Entries shown >>
-.-.-
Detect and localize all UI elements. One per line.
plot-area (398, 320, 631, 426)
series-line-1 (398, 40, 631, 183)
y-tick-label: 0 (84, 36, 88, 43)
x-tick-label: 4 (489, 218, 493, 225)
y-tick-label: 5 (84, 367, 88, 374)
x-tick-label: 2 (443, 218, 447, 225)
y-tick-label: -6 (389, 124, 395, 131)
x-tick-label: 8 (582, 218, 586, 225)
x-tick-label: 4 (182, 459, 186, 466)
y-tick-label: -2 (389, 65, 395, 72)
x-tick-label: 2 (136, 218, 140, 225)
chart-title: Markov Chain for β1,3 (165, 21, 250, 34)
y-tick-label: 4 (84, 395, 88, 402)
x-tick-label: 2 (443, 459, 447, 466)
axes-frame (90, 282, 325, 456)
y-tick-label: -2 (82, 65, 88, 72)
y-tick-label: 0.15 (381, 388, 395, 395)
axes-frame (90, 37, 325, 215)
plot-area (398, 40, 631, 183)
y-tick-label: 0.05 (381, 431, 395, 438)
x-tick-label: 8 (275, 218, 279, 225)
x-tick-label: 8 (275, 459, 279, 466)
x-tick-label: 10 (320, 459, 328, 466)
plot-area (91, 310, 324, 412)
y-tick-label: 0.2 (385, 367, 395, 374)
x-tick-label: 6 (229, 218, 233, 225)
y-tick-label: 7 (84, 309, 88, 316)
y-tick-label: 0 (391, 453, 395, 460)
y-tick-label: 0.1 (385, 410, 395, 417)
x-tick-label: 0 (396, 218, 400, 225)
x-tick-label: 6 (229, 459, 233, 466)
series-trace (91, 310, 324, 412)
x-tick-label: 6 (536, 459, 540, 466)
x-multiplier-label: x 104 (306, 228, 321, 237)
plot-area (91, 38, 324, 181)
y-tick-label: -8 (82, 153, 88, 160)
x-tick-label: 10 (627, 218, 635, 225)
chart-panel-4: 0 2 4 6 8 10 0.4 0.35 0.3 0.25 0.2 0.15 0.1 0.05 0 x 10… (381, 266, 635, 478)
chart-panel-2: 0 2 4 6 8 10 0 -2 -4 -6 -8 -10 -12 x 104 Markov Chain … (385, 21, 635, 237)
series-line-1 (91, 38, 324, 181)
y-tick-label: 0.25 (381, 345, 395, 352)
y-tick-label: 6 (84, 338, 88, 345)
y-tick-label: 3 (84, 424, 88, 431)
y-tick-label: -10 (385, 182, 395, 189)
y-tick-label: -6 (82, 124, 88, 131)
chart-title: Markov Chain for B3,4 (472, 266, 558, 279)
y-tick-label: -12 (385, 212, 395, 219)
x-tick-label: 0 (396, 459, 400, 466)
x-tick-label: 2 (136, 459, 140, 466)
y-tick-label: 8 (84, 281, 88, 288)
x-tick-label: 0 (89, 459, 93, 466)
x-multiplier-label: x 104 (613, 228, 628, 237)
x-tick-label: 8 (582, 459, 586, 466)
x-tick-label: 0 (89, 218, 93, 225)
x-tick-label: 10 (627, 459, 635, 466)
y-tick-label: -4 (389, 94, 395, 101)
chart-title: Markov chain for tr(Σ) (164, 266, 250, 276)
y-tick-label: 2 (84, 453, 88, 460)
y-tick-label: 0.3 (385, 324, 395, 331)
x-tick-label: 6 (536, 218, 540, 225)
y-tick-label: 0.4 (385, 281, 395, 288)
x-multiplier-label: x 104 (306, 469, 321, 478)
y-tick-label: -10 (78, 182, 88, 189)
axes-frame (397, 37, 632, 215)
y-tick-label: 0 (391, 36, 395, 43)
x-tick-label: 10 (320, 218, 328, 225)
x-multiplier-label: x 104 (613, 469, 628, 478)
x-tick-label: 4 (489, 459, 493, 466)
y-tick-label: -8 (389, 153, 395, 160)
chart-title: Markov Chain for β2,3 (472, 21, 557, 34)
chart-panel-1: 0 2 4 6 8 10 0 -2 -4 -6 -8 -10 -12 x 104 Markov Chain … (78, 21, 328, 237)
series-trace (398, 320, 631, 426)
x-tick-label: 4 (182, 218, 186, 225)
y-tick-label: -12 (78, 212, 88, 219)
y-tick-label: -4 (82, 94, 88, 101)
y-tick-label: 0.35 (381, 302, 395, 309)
-.-.-
Challenge >> Reproduce the rows from the beginning through the line containing "axes-frame (90, 282, 325, 456)", inclusive, swapping "plot-area" for "plotting-region" and leaving everything else unchanged.

Full solution >>
Detect and localize all UI elements. One per line.
plotting-region (398, 320, 631, 426)
series-line-1 (398, 40, 631, 183)
y-tick-label: 0 (84, 36, 88, 43)
x-tick-label: 4 (489, 218, 493, 225)
y-tick-label: 5 (84, 367, 88, 374)
x-tick-label: 2 (443, 218, 447, 225)
y-tick-label: -6 (389, 124, 395, 131)
x-tick-label: 8 (582, 218, 586, 225)
x-tick-label: 4 (182, 459, 186, 466)
y-tick-label: -2 (389, 65, 395, 72)
x-tick-label: 2 (136, 218, 140, 225)
chart-title: Markov Chain for β1,3 (165, 21, 250, 34)
y-tick-label: 4 (84, 395, 88, 402)
x-tick-label: 2 (443, 459, 447, 466)
axes-frame (90, 282, 325, 456)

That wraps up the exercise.